* **Short task 1**
Please reproduce the legal opinion letter below word for word, in full.

begin Excerpt provided

New York, NY 10153-0119

+1 212 310 8000 tel

+1 212 310 8007 fax

May 29, 2020

Willis Towers Watson Public Limited Company

51 Lime Street

London EC3M 7DQ, England

Ladies and Gentlemen:

We have acted as counsel to Willis North America Inc., a Delaware corporation (the “Issuer”) and Willis Towers Watson Public Limited Company (the “Company”), a company incorporated under the laws of Ireland having company number 475616, Willis Towers Watson Sub Holdings Unlimited Company, a company with limited liability organized under the laws of Ireland, Willis Netherlands Holdings B.V., a company organized under the laws of the Netherlands, Willis Investment UK Holdings Limited, a company with limited liability organized under the laws of England and Wales, TA I Limited, a company with limited liability organized under the laws of England and Wales, Willis Towers Watson UK Holdings Limited, a company with limited liability organized under the laws of England and Wales, Trinity Acquisition plc, a company with limited liability organized under the laws of England and Wales, and Willis Group Limited, a company with limited liability organized under the laws of England and Wales (collectively, the “Guarantors”), in connection with the offer and sale by the Issuer of $275,000,000 aggregate principal amount of its 2.950% Senior Notes due 2029 (the “Notes”), fully and unconditionally guaranteed by the Guarantors (the “Guarantees” and, together with the Notes, the “Securities”), pursuant to an underwriting agreement, dated May 21, 2020, among the Issuer, the Guarantors and BofA Securities, Inc. and HSBC Securities (USA) Inc., as representatives of the underwriters named therein.

end Excerpt provided

* **Short task 2**
Write out the listing below from its first line through the line containing "station-point [488, 370, 496, 377]", including that line.

begin Records for the exercise

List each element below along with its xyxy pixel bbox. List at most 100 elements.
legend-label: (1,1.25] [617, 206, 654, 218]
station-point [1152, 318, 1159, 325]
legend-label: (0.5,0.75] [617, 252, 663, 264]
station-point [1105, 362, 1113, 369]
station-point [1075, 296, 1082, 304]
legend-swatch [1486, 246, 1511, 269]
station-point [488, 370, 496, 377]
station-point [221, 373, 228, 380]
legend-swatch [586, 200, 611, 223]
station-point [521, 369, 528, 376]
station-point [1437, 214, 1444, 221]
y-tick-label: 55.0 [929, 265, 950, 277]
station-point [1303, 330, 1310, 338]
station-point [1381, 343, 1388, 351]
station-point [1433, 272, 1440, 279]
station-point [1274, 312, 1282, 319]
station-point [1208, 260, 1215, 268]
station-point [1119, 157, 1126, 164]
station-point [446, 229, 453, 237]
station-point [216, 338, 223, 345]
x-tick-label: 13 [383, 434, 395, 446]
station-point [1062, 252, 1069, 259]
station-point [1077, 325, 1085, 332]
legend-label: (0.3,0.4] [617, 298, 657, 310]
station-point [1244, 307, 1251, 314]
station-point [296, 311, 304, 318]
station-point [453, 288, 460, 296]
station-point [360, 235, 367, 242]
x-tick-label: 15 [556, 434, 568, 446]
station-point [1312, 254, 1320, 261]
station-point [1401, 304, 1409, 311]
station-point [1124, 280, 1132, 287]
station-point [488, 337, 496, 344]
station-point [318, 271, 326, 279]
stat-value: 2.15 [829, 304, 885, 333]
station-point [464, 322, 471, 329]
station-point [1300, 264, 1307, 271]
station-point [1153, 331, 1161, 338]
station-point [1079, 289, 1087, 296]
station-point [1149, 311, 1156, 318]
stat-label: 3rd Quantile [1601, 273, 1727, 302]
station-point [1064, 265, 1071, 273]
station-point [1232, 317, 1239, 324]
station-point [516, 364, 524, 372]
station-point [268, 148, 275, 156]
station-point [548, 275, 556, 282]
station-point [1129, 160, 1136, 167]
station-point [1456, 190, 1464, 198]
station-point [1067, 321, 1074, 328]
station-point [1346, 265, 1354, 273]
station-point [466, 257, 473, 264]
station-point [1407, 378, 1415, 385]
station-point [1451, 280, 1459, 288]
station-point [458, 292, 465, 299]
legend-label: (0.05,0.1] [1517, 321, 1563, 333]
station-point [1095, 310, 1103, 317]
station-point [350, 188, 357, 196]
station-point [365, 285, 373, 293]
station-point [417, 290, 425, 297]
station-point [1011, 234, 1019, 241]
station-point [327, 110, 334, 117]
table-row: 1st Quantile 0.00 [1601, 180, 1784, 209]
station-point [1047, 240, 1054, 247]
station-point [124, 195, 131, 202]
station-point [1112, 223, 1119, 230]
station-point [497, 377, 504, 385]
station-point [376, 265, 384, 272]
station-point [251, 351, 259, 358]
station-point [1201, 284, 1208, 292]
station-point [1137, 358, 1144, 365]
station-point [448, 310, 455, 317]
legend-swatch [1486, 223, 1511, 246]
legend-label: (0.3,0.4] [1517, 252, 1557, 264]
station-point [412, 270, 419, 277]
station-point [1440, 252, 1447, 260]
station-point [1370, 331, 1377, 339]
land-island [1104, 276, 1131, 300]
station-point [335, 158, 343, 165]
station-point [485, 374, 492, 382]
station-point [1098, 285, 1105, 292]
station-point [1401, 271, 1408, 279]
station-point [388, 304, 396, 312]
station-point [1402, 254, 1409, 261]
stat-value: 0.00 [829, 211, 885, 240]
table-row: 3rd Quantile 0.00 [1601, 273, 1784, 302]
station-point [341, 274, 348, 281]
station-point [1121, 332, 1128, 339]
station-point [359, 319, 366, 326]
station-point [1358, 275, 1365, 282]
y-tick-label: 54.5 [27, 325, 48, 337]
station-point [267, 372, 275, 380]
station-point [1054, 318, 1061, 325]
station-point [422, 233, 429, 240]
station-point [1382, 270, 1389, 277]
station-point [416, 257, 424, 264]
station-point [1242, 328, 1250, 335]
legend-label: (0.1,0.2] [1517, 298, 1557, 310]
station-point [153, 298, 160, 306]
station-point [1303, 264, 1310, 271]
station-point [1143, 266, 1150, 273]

end Records for the exercise

* **Written answer 1**
New York, NY 10153-0119

+1 212 310 8000 tel

+1 212 310 8007 fax

May 29, 2020

Willis Towers Watson Public Limited Company

51 Lime Street

London EC3M 7DQ, England

Ladies and Gentlemen:

We have acted as counsel to Willis North America Inc., a Delaware corporation (the “Issuer”) and Willis Towers Watson Public Limited Company (the “Company”), a company incorporated under the laws of Ireland having company number 475616, Willis Towers Watson Sub Holdings Unlimited Company, a company with limited liability organized under the laws of Ireland, Willis Netherlands Holdings B.V., a company organized under the laws of the Netherlands, Willis Investment UK Holdings Limited, a company with limited liability organized under the laws of England and Wales, TA I Limited, a company with limited liability organized under the laws of England and Wales, Willis Towers Watson UK Holdings Limited, a company with limited liability organized under the laws of England and Wales, Trinity Acquisition plc, a company with limited liability organized under the laws of England and Wales, and Willis Group Limited, a company with limited liability organized under the laws of England and Wales (collectively, the “Guarantors”), in connection with the offer and sale by the Issuer of $275,000,000 aggregate principal amount of its 2.950% Senior Notes due 2029 (the “Notes”), fully and unconditionally guaranteed by the Guarantors (the “Guarantees” and, together with the Notes, the “Securities”), pursuant to an underwriting agreement, dated May 21, 2020, among the Issuer, the Guarantors and BofA Securities, Inc. and HSBC Securities (USA) Inc., as representatives of the underwriters named therein.

* **Written answer 2**
List each element below along with its xyxy pixel bbox. List at most 100 elements.
legend-label: (1,1.25] [617, 206, 654, 218]
station-point [1152, 318, 1159, 325]
legend-label: (0.5,0.75] [617, 252, 663, 264]
station-point [1105, 362, 1113, 369]
station-point [1075, 296, 1082, 304]
legend-swatch [1486, 246, 1511, 269]
station-point [488, 370, 496, 377]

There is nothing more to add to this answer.